■ Task objective:
Locate all lines with the word "TRANSPORTES" and copy them out.

Data records
=======
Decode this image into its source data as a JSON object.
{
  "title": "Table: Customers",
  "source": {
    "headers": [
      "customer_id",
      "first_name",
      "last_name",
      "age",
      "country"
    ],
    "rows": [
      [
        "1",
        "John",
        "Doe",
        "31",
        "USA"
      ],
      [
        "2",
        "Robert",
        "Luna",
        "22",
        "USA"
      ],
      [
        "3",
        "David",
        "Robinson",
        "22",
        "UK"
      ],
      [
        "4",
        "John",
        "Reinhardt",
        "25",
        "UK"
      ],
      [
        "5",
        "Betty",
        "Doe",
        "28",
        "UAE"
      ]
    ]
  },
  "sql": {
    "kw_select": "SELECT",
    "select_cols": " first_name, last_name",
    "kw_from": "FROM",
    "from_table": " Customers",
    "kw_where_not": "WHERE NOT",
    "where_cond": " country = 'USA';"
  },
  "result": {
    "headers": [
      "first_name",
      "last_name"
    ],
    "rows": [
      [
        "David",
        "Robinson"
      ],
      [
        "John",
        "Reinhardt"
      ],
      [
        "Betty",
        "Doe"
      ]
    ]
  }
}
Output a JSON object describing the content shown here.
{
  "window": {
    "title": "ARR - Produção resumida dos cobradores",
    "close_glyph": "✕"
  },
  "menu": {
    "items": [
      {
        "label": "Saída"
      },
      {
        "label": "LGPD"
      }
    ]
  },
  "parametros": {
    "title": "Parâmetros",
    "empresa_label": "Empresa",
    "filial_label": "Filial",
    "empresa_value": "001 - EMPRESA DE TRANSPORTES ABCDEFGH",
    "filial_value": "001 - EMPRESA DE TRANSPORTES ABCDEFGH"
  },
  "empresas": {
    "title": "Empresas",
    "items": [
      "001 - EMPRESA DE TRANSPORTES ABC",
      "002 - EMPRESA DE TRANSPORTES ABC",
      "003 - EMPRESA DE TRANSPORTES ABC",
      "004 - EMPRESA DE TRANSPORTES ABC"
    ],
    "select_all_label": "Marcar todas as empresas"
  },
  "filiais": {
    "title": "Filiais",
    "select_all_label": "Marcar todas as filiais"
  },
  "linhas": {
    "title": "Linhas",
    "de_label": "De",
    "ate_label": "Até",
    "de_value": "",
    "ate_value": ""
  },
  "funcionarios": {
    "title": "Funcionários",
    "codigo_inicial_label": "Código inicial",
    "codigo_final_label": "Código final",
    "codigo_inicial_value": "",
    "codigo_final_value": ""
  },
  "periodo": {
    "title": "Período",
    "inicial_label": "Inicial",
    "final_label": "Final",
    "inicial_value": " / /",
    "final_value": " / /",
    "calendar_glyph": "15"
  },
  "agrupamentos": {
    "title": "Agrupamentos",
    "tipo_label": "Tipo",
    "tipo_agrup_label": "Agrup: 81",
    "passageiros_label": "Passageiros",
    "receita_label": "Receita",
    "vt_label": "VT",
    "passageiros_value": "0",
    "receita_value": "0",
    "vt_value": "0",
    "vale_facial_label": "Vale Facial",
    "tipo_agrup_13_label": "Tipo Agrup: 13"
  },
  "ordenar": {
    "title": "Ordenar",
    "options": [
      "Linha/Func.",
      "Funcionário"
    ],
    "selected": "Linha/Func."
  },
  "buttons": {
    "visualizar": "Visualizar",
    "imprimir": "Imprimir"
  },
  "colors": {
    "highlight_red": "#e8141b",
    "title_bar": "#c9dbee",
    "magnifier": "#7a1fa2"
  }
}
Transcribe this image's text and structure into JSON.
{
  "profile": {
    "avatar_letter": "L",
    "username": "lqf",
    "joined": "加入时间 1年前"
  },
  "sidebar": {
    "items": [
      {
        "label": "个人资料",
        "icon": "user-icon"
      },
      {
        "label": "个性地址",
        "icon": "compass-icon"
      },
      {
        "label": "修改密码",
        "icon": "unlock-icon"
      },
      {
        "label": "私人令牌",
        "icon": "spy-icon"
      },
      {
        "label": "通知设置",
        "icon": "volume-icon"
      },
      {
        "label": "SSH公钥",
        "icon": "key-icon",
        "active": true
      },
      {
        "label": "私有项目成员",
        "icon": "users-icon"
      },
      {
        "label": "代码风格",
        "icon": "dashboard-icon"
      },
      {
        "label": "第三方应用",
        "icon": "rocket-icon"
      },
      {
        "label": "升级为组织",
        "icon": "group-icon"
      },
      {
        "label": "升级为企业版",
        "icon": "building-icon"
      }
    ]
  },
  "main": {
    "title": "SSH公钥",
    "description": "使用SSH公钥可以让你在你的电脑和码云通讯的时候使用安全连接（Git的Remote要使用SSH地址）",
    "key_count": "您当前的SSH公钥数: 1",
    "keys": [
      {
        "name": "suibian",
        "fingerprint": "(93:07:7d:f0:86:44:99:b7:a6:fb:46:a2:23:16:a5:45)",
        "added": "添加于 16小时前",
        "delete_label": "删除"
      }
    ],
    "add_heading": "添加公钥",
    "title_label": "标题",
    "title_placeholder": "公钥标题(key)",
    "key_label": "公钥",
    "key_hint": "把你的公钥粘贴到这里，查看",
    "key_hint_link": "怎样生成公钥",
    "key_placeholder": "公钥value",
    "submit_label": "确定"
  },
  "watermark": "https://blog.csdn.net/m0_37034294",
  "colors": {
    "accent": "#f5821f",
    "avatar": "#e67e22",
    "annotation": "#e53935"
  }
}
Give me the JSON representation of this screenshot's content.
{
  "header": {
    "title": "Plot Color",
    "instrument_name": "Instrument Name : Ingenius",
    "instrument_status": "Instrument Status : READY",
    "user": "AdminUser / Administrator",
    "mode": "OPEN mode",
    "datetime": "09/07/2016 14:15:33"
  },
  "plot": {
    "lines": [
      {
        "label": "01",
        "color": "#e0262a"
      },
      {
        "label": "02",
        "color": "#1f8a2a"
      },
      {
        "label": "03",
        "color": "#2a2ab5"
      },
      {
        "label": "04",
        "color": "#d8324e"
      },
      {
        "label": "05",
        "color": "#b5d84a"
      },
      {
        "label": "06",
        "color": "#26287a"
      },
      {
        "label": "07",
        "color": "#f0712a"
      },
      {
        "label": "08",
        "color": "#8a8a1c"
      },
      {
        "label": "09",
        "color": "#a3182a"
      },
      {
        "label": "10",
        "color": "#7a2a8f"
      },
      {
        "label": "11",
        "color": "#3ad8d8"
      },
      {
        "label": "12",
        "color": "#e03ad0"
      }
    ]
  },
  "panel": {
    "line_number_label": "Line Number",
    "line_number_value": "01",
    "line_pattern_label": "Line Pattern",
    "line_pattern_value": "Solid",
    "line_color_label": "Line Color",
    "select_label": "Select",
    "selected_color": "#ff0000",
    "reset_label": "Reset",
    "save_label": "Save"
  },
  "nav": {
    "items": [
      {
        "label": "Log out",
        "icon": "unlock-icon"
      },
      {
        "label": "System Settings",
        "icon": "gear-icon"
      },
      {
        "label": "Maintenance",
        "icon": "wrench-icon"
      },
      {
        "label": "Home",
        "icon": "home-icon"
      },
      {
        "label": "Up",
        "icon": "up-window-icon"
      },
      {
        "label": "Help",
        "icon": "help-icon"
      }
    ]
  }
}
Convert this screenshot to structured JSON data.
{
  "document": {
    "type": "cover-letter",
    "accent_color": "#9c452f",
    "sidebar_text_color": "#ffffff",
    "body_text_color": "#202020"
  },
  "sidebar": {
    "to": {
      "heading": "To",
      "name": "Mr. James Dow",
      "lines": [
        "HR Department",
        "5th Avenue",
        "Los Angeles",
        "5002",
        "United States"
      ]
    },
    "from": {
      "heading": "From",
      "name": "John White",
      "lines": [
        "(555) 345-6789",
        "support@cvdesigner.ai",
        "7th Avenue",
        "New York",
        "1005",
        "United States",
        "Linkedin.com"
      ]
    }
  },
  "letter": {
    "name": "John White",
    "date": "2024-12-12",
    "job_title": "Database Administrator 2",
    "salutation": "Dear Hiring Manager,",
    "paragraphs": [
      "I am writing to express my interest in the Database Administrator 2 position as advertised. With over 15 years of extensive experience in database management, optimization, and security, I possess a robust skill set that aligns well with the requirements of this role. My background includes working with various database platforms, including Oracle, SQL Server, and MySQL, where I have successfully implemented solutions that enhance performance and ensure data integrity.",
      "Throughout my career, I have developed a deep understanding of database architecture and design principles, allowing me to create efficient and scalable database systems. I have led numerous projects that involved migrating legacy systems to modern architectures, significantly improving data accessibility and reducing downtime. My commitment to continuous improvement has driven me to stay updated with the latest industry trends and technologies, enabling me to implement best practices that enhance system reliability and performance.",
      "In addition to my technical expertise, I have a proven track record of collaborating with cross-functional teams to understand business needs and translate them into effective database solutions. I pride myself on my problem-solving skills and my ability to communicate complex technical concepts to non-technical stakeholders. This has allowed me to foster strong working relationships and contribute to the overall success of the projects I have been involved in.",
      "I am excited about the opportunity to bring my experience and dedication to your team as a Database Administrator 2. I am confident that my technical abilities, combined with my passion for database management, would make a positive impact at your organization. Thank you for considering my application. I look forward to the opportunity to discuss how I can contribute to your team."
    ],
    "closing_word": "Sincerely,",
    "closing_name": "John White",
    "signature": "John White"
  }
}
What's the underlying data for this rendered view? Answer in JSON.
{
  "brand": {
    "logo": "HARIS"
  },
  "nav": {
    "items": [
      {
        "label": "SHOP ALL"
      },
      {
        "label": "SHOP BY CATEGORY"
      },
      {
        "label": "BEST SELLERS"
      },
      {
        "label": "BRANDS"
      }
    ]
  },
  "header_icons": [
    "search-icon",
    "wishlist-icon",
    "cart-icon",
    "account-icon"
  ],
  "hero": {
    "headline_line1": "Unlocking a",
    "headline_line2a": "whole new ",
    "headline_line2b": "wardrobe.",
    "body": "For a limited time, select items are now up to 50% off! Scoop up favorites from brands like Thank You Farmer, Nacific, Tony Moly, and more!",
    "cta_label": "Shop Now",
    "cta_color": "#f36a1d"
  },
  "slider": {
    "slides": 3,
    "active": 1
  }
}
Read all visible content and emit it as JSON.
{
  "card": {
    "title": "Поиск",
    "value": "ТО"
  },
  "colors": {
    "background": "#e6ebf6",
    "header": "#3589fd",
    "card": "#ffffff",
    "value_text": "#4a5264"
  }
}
=======
■ Task answer:
    "empresa_value": "001 - EMPRESA DE TRANSPORTES ABCDEFGH",
    "filial_value": "001 - EMPRESA DE TRANSPORTES ABCDEFGH"
      "001 - EMPRESA DE TRANSPORTES ABC",
      "002 - EMPRESA DE TRANSPORTES ABC",
      "003 - EMPRESA DE TRANSPORTES ABC",
      "004 - EMPRESA DE TRANSPORTES ABC"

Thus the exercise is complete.